- Data to use:
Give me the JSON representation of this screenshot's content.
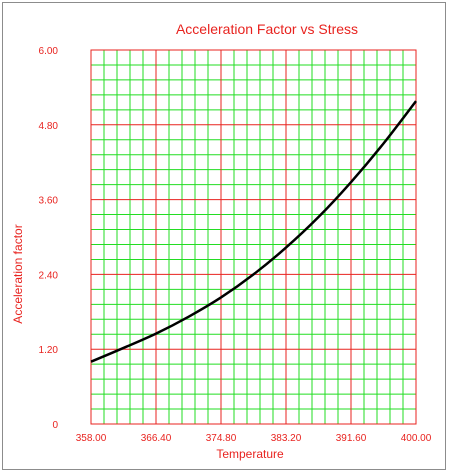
{
  "chart_data": {
    "type": "line",
    "title": "Acceleration Factor vs Stress",
    "xlabel": "Temperature",
    "ylabel": "Acceleration factor",
    "xlim": [
      358,
      400
    ],
    "ylim": [
      0,
      6
    ],
    "x_ticks": [
      "358.00",
      "366.40",
      "374.80",
      "383.20",
      "391.60",
      "400.00"
    ],
    "y_ticks": [
      "0",
      "1.20",
      "2.40",
      "3.60",
      "4.80",
      "6.00"
    ],
    "grid": true,
    "colors": {
      "text": "#e8231f",
      "major_grid": "#e8231f",
      "minor_grid": "#22dd22",
      "line": "#000000"
    },
    "series": [
      {
        "x": [
          358,
          362.2,
          366.4,
          370.6,
          374.8,
          379,
          383.2,
          387.4,
          391.6,
          395.8,
          400
        ],
        "y": [
          1.0,
          1.22,
          1.45,
          1.72,
          2.03,
          2.4,
          2.83,
          3.32,
          3.88,
          4.5,
          5.18
        ]
      }
    ]
  }
}
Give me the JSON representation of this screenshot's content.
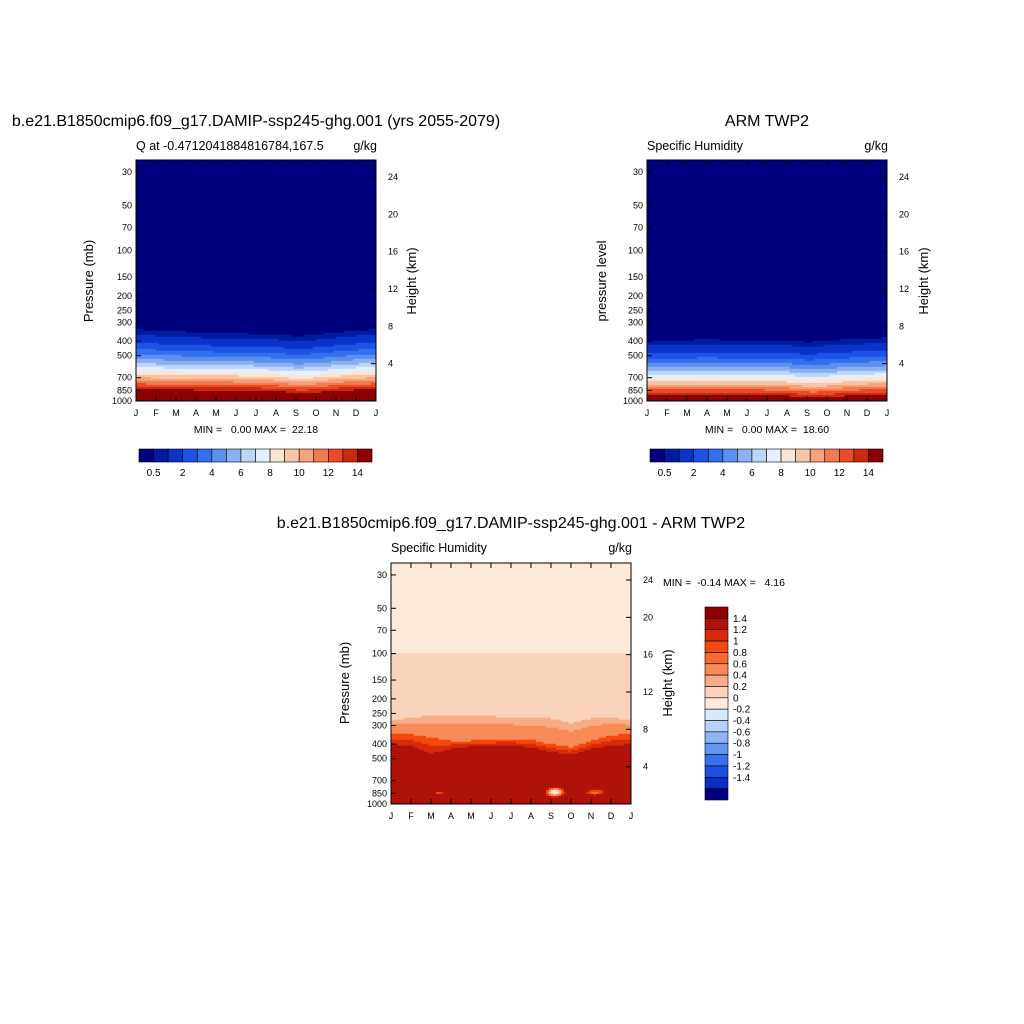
{
  "chart_data": [
    {
      "type": "heatmap",
      "title": "b.e21.B1850cmip6.f09_g17.DAMIP-ssp245-ghg.001 (yrs 2055-2079)",
      "left_subtitle": "Q at -0.4712041884816784,167.5",
      "right_subtitle": "g/kg",
      "ylabel": "Pressure (mb)",
      "y2label": "Height (km)",
      "x_ticks": [
        "J",
        "F",
        "M",
        "A",
        "M",
        "J",
        "J",
        "A",
        "S",
        "O",
        "N",
        "D",
        "J"
      ],
      "y_ticks": [
        30,
        50,
        70,
        100,
        150,
        200,
        250,
        300,
        400,
        500,
        700,
        850,
        1000
      ],
      "y2_ticks": [
        24,
        20,
        16,
        12,
        8,
        4
      ],
      "ylim": [
        1000,
        25
      ],
      "minmax_text": "MIN =   0.00 MAX =  22.18",
      "colorbar_labels": [
        "0.5",
        "2",
        "4",
        "6",
        "8",
        "10",
        "12",
        "14"
      ],
      "colorbar_levels": [
        0.5,
        1,
        2,
        3,
        4,
        5,
        6,
        7,
        8,
        9,
        10,
        11,
        12,
        13,
        14
      ],
      "monthly_moist_top_mb": [
        275,
        280,
        285,
        290,
        295,
        295,
        300,
        300,
        310,
        300,
        290,
        280,
        275
      ],
      "surface_q_gkg": 18.5
    },
    {
      "type": "heatmap",
      "title": "ARM TWP2",
      "left_subtitle": "Specific Humidity",
      "right_subtitle": "g/kg",
      "ylabel": "pressure level",
      "y2label": "Height (km)",
      "x_ticks": [
        "J",
        "F",
        "M",
        "A",
        "M",
        "J",
        "J",
        "A",
        "S",
        "O",
        "N",
        "D",
        "J"
      ],
      "y_ticks": [
        30,
        50,
        70,
        100,
        150,
        200,
        250,
        300,
        400,
        500,
        700,
        850,
        1000
      ],
      "y2_ticks": [
        24,
        20,
        16,
        12,
        8,
        4
      ],
      "ylim": [
        1000,
        25
      ],
      "minmax_text": "MIN =   0.00 MAX =  18.60",
      "colorbar_labels": [
        "0.5",
        "2",
        "4",
        "6",
        "8",
        "10",
        "12",
        "14"
      ],
      "colorbar_levels": [
        0.5,
        1,
        2,
        3,
        4,
        5,
        6,
        7,
        8,
        9,
        10,
        11,
        12,
        13,
        14
      ],
      "monthly_moist_top_mb": [
        330,
        330,
        330,
        325,
        330,
        330,
        330,
        330,
        340,
        330,
        325,
        320,
        315
      ],
      "surface_q_gkg": 16.5
    },
    {
      "type": "heatmap",
      "title": "b.e21.B1850cmip6.f09_g17.DAMIP-ssp245-ghg.001 - ARM TWP2",
      "left_subtitle": "Specific Humidity",
      "right_subtitle": "g/kg",
      "ylabel": "Pressure (mb)",
      "y2label": "Height (km)",
      "x_ticks": [
        "J",
        "F",
        "M",
        "A",
        "M",
        "J",
        "J",
        "A",
        "S",
        "O",
        "N",
        "D",
        "J"
      ],
      "y_ticks": [
        30,
        50,
        70,
        100,
        150,
        200,
        250,
        300,
        400,
        500,
        700,
        850,
        1000
      ],
      "y2_ticks": [
        24,
        20,
        16,
        12,
        8,
        4
      ],
      "ylim": [
        1000,
        25
      ],
      "minmax_text": "MIN =  -0.14 MAX =   4.16",
      "colorbar_labels": [
        "1.4",
        "1.2",
        "1",
        "0.8",
        "0.6",
        "0.4",
        "0.2",
        "0",
        "-0.2",
        "-0.4",
        "-0.6",
        "-0.8",
        "-1",
        "-1.2",
        "-1.4"
      ],
      "colorbar_levels": [
        -1.4,
        -1.2,
        -1,
        -0.8,
        -0.6,
        -0.4,
        -0.2,
        0,
        0.2,
        0.4,
        0.6,
        0.8,
        1,
        1.2,
        1.4
      ]
    }
  ],
  "palettes": {
    "abs": [
      "#00007e",
      "#001ba0",
      "#0a33c8",
      "#1c52e6",
      "#3470ed",
      "#5a91f0",
      "#89b1f4",
      "#bcd5fa",
      "#e5f0fd",
      "#fbe6d5",
      "#f9c5a9",
      "#f6a27c",
      "#f27a50",
      "#e94b26",
      "#cc2a0d",
      "#8c0000"
    ],
    "diff": [
      "#8c0000",
      "#b0120a",
      "#d62a0a",
      "#f2490c",
      "#f76a2f",
      "#f88b58",
      "#f9ac88",
      "#f9d4bb",
      "#fdeadb",
      "#daeafd",
      "#b5d1fb",
      "#8db5f6",
      "#6295f0",
      "#3a70ec",
      "#1d4fe0",
      "#0a2fc0",
      "#00007e"
    ]
  }
}
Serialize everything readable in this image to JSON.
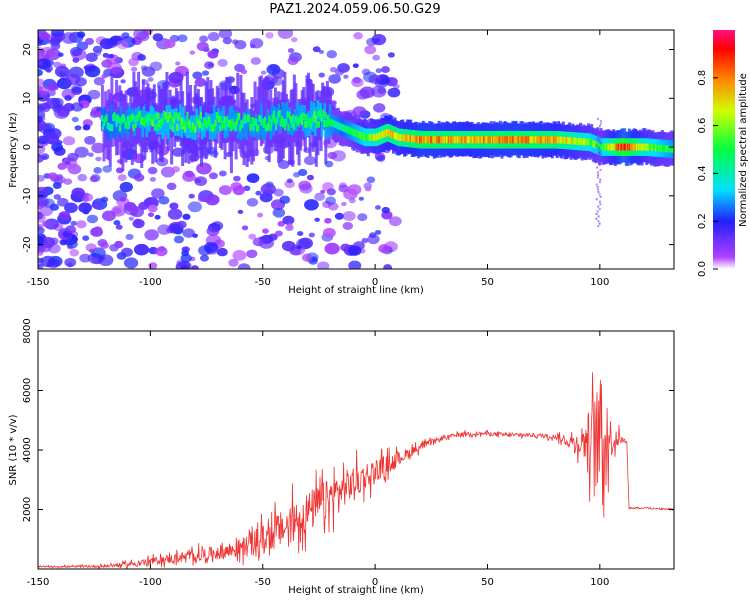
{
  "title": "PAZ1.2024.059.06.50.G29",
  "colors": {
    "snr_line": "#ee3333",
    "axes": "#000000",
    "background": "#ffffff"
  },
  "chart_data": [
    {
      "type": "heatmap",
      "title": "PAZ1.2024.059.06.50.G29",
      "xlabel": "Height of straight line (km)",
      "ylabel": "Frequency (Hz)",
      "xlim": [
        -150,
        133
      ],
      "ylim": [
        -25,
        24
      ],
      "xticks": [
        -150,
        -100,
        -50,
        0,
        50,
        100
      ],
      "yticks": [
        -20,
        -10,
        0,
        10,
        20
      ],
      "colorbar": {
        "label": "Normalized spectral amplitude",
        "range": [
          0,
          1
        ],
        "ticks": [
          0.0,
          0.2,
          0.4,
          0.6,
          0.8
        ],
        "colormap": "gist_rainbow"
      },
      "ridge": {
        "x": [
          -120,
          -100,
          -80,
          -60,
          -40,
          -25,
          -15,
          -5,
          0,
          5,
          10,
          20,
          40,
          60,
          80,
          95,
          100,
          110,
          120,
          133
        ],
        "frequency": [
          5,
          5.5,
          5,
          5,
          5.5,
          6,
          4,
          2,
          2,
          3,
          2,
          1.5,
          1.5,
          1.5,
          1.5,
          1,
          0,
          0,
          0,
          -0.5
        ],
        "amplitude": [
          0.45,
          0.55,
          0.55,
          0.5,
          0.5,
          0.55,
          0.45,
          0.6,
          0.7,
          0.8,
          0.75,
          0.85,
          0.8,
          0.85,
          0.8,
          0.6,
          0.55,
          0.95,
          0.65,
          0.5
        ]
      }
    },
    {
      "type": "line",
      "xlabel": "Height of straight line (km)",
      "ylabel": "SNR (10 * v/v)",
      "xlim": [
        -150,
        133
      ],
      "ylim": [
        0,
        8000
      ],
      "xticks": [
        -150,
        -100,
        -50,
        0,
        50,
        100
      ],
      "yticks": [
        2000,
        4000,
        6000,
        8000
      ],
      "series": [
        {
          "x": [
            -150,
            -140,
            -130,
            -120,
            -110,
            -100,
            -90,
            -80,
            -70,
            -60,
            -50,
            -40,
            -30,
            -20,
            -10,
            0,
            10,
            20,
            30,
            40,
            50,
            60,
            70,
            80,
            85,
            90,
            95,
            100,
            105,
            110,
            112,
            113,
            120,
            133
          ],
          "values": [
            80,
            80,
            80,
            100,
            150,
            250,
            350,
            450,
            550,
            700,
            1000,
            1400,
            1900,
            2400,
            2900,
            3300,
            3700,
            4100,
            4400,
            4550,
            4550,
            4500,
            4500,
            4450,
            4300,
            4250,
            4350,
            4400,
            4400,
            4350,
            4300,
            2050,
            2050,
            2000
          ],
          "noise": [
            20,
            30,
            40,
            60,
            100,
            150,
            200,
            250,
            300,
            400,
            600,
            800,
            900,
            800,
            700,
            500,
            300,
            150,
            100,
            80,
            80,
            80,
            80,
            100,
            200,
            400,
            1200,
            2600,
            800,
            100,
            50,
            50,
            40,
            40
          ]
        }
      ]
    }
  ]
}
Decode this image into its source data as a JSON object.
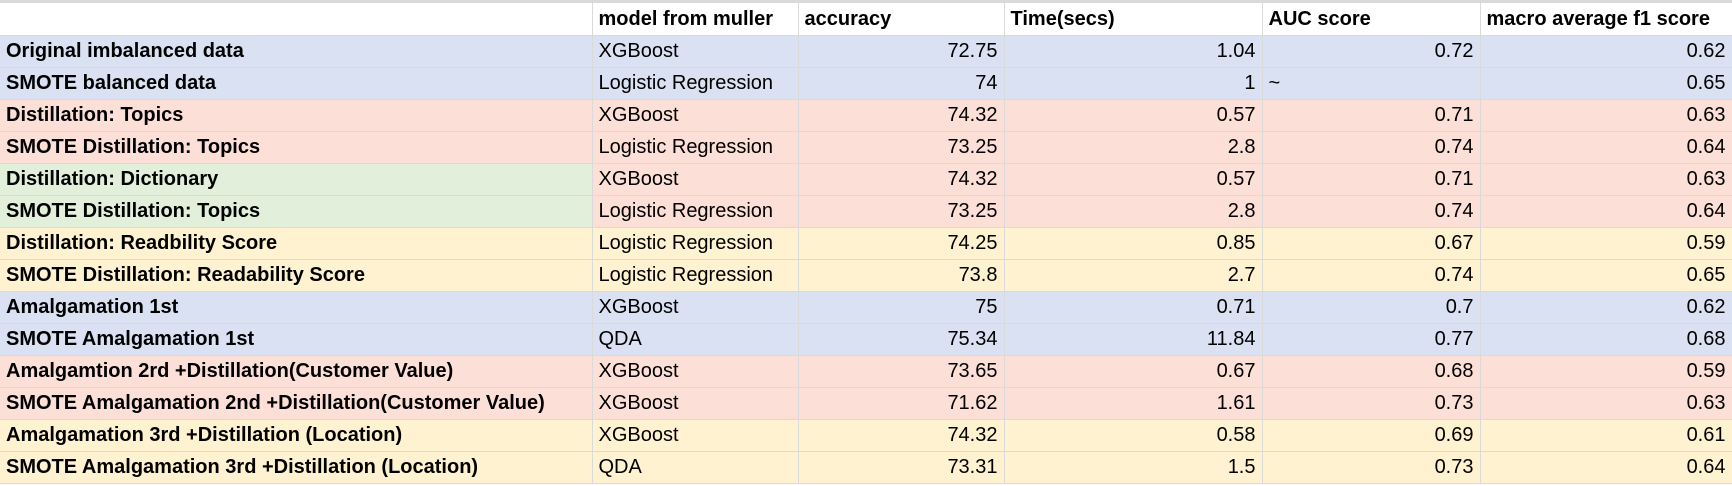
{
  "columns": {
    "label": "",
    "model": "model from muller",
    "accuracy": "accuracy",
    "time": "Time(secs)",
    "auc": "AUC score",
    "f1": "macro average f1 score"
  },
  "rows": [
    {
      "label": "Original imbalanced data",
      "model": "XGBoost",
      "accuracy": "72.75",
      "time": "1.04",
      "auc": "0.72",
      "f1": "0.62",
      "fill": "blue"
    },
    {
      "label": "SMOTE balanced data",
      "model": "Logistic Regression",
      "accuracy": "74",
      "time": "1",
      "auc": "~",
      "f1": "0.65",
      "fill": "blue"
    },
    {
      "label": "Distillation: Topics",
      "model": "XGBoost",
      "accuracy": "74.32",
      "time": "0.57",
      "auc": "0.71",
      "f1": "0.63",
      "fill": "pink"
    },
    {
      "label": "SMOTE Distillation: Topics",
      "model": "Logistic Regression",
      "accuracy": "73.25",
      "time": "2.8",
      "auc": "0.74",
      "f1": "0.64",
      "fill": "pink"
    },
    {
      "label": "Distillation: Dictionary",
      "model": "XGBoost",
      "accuracy": "74.32",
      "time": "0.57",
      "auc": "0.71",
      "f1": "0.63",
      "fill": "pink",
      "label_fill": "green"
    },
    {
      "label": "SMOTE Distillation: Topics",
      "model": "Logistic Regression",
      "accuracy": "73.25",
      "time": "2.8",
      "auc": "0.74",
      "f1": "0.64",
      "fill": "pink",
      "label_fill": "green"
    },
    {
      "label": "Distillation: Readbility Score",
      "model": "Logistic Regression",
      "accuracy": "74.25",
      "time": "0.85",
      "auc": "0.67",
      "f1": "0.59",
      "fill": "yellow"
    },
    {
      "label": "SMOTE Distillation: Readability Score",
      "model": "Logistic Regression",
      "accuracy": "73.8",
      "time": "2.7",
      "auc": "0.74",
      "f1": "0.65",
      "fill": "yellow"
    },
    {
      "label": "Amalgamation 1st",
      "model": "XGBoost",
      "accuracy": "75",
      "time": "0.71",
      "auc": "0.7",
      "f1": "0.62",
      "fill": "blue"
    },
    {
      "label": "SMOTE Amalgamation 1st",
      "model": "QDA",
      "accuracy": "75.34",
      "time": "11.84",
      "auc": "0.77",
      "f1": "0.68",
      "fill": "blue"
    },
    {
      "label": "Amalgamtion 2rd +Distillation(Customer Value)",
      "model": "XGBoost",
      "accuracy": "73.65",
      "time": "0.67",
      "auc": "0.68",
      "f1": "0.59",
      "fill": "pink"
    },
    {
      "label": "SMOTE Amalgamation 2nd +Distillation(Customer Value)",
      "model": "XGBoost",
      "accuracy": "71.62",
      "time": "1.61",
      "auc": "0.73",
      "f1": "0.63",
      "fill": "pink"
    },
    {
      "label": "Amalgamation 3rd +Distillation (Location)",
      "model": "XGBoost",
      "accuracy": "74.32",
      "time": "0.58",
      "auc": "0.69",
      "f1": "0.61",
      "fill": "yellow"
    },
    {
      "label": "SMOTE Amalgamation 3rd +Distillation (Location)",
      "model": "QDA",
      "accuracy": "73.31",
      "time": "1.5",
      "auc": "0.73",
      "f1": "0.64",
      "fill": "yellow"
    }
  ],
  "colors": {
    "blue": "#d9e1f2",
    "pink": "#fce0d8",
    "yellow": "#fef2d0",
    "green": "#e2efdb",
    "gridline": "#dadada"
  }
}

- Given task: Select every line of the material above holding the word "amplitude" and copy it.

- Response to the task:
        "label": "Normalized spectral amplitude",
        "amplitude": [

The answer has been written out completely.